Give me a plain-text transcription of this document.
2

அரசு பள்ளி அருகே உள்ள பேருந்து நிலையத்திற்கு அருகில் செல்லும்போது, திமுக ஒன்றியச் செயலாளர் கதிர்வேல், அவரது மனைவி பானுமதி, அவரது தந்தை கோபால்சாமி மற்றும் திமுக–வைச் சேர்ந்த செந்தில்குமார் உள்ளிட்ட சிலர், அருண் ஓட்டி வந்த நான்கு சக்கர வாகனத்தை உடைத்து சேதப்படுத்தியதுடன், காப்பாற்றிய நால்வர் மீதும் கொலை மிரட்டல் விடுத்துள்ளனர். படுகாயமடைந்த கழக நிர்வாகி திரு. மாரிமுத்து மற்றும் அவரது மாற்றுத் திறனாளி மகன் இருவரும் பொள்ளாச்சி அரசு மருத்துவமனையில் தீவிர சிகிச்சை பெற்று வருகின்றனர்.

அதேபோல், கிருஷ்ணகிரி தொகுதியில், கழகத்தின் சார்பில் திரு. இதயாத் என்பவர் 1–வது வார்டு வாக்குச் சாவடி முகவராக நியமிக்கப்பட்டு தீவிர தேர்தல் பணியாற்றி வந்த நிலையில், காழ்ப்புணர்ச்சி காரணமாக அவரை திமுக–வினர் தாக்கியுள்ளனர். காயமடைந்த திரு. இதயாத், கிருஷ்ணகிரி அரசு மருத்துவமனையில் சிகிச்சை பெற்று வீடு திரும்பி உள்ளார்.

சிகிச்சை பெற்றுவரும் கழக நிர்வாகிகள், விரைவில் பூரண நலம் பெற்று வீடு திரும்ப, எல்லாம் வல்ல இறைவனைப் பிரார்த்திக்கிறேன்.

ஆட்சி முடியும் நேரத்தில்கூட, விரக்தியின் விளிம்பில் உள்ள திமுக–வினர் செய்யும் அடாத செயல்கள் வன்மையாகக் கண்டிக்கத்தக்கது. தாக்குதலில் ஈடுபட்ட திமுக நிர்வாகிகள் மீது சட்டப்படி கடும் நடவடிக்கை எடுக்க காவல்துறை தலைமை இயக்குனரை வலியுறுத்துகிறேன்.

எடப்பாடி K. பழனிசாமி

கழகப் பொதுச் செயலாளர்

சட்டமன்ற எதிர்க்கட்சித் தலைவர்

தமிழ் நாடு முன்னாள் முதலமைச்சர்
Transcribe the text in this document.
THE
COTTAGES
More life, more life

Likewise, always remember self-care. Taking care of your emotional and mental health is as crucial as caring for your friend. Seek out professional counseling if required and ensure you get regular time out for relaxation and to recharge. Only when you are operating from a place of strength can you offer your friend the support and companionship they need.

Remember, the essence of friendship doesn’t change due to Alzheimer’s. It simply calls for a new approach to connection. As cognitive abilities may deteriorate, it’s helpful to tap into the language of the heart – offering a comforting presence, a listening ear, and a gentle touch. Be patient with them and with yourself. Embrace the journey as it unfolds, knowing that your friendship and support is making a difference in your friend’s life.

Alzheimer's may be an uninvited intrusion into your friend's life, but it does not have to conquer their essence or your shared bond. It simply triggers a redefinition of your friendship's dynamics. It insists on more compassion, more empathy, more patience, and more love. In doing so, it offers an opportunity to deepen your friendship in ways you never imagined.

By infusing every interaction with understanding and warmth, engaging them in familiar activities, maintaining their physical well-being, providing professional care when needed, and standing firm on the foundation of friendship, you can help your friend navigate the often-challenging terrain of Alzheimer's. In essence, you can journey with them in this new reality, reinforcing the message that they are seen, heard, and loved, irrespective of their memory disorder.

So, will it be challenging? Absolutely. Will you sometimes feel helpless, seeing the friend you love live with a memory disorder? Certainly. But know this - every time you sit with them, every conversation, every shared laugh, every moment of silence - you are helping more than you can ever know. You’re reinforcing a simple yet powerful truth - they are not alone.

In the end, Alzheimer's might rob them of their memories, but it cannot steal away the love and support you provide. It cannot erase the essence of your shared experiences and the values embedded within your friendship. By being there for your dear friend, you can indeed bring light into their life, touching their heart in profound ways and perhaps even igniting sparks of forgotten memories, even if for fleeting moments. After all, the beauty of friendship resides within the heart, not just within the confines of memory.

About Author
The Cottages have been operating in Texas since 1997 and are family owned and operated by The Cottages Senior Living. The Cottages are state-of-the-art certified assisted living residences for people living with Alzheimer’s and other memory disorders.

◆ Short task ◆
Transcribe the data. Leave every line exactly as it is.

◆ Complete output ◆
Give me a plain-text transcription of this document.
2

அரசு பள்ளி அருகே உள்ள பேருந்து நிலையத்திற்கு அருகில் செல்லும்போது, திமுக ஒன்றியச் செயலாளர் கதிர்வேல், அவரது மனைவி பானுமதி, அவரது தந்தை கோபால்சாமி மற்றும் திமுக–வைச் சேர்ந்த செந்தில்குமார் உள்ளிட்ட சிலர், அருண் ஓட்டி வந்த நான்கு சக்கர வாகனத்தை உடைத்து சேதப்படுத்தியதுடன், காப்பாற்றிய நால்வர் மீதும் கொலை மிரட்டல் விடுத்துள்ளனர். படுகாயமடைந்த கழக நிர்வாகி திரு. மாரிமுத்து மற்றும் அவரது மாற்றுத் திறனாளி மகன் இருவரும் பொள்ளாச்சி அரசு மருத்துவமனையில் தீவிர சிகிச்சை பெற்று வருகின்றனர்.

அதேபோல், கிருஷ்ணகிரி தொகுதியில், கழகத்தின் சார்பில் திரு. இதயாத் என்பவர் 1–வது வார்டு வாக்குச் சாவடி முகவராக நியமிக்கப்பட்டு தீவிர தேர்தல் பணியாற்றி வந்த நிலையில், காழ்ப்புணர்ச்சி காரணமாக அவரை திமுக–வினர் தாக்கியுள்ளனர். காயமடைந்த திரு. இதயாத், கிருஷ்ணகிரி அரசு மருத்துவமனையில் சிகிச்சை பெற்று வீடு திரும்பி உள்ளார்.

சிகிச்சை பெற்றுவரும் கழக நிர்வாகிகள், விரைவில் பூரண நலம் பெற்று வீடு திரும்ப, எல்லாம் வல்ல இறைவனைப் பிரார்த்திக்கிறேன்.

ஆட்சி முடியும் நேரத்தில்கூட, விரக்தியின் விளிம்பில் உள்ள திமுக–வினர் செய்யும் அடாத செயல்கள் வன்மையாகக் கண்டிக்கத்தக்கது. தாக்குதலில் ஈடுபட்ட திமுக நிர்வாகிகள் மீது சட்டப்படி கடும் நடவடிக்கை எடுக்க காவல்துறை தலைமை இயக்குனரை வலியுறுத்துகிறேன்.

எடப்பாடி K. பழனிசாமி

கழகப் பொதுச் செயலாளர்

சட்டமன்ற எதிர்க்கட்சித் தலைவர்

தமிழ் நாடு முன்னாள் முதலமைச்சர்
Transcribe the text in this document.
THE
COTTAGES
More life, more life

Likewise, always remember self-care. Taking care of your emotional and mental health is as crucial as caring for your friend. Seek out professional counseling if required and ensure you get regular time out for relaxation and to recharge. Only when you are operating from a place of strength can you offer your friend the support and companionship they need.

Remember, the essence of friendship doesn’t change due to Alzheimer’s. It simply calls for a new approach to connection. As cognitive abilities may deteriorate, it’s helpful to tap into the language of the heart – offering a comforting presence, a listening ear, and a gentle touch. Be patient with them and with yourself. Embrace the journey as it unfolds, knowing that your friendship and support is making a difference in your friend’s life.

Alzheimer's may be an uninvited intrusion into your friend's life, but it does not have to conquer their essence or your shared bond. It simply triggers a redefinition of your friendship's dynamics. It insists on more compassion, more empathy, more patience, and more love. In doing so, it offers an opportunity to deepen your friendship in ways you never imagined.

By infusing every interaction with understanding and warmth, engaging them in familiar activities, maintaining their physical well-being, providing professional care when needed, and standing firm on the foundation of friendship, you can help your friend navigate the often-challenging terrain of Alzheimer's. In essence, you can journey with them in this new reality, reinforcing the message that they are seen, heard, and loved, irrespective of their memory disorder.

So, will it be challenging? Absolutely. Will you sometimes feel helpless, seeing the friend you love live with a memory disorder? Certainly. But know this - every time you sit with them, every conversation, every shared laugh, every moment of silence - you are helping more than you can ever know. You’re reinforcing a simple yet powerful truth - they are not alone.

In the end, Alzheimer's might rob them of their memories, but it cannot steal away the love and support you provide. It cannot erase the essence of your shared experiences and the values embedded within your friendship. By being there for your dear friend, you can indeed bring light into their life, touching their heart in profound ways and perhaps even igniting sparks of forgotten memories, even if for fleeting moments. After all, the beauty of friendship resides within the heart, not just within the confines of memory.

About Author
The Cottages have been operating in Texas since 1997 and are family owned and operated by The Cottages Senior Living. The Cottages are state-of-the-art certified assisted living residences for people living with Alzheimer’s and other memory disorders.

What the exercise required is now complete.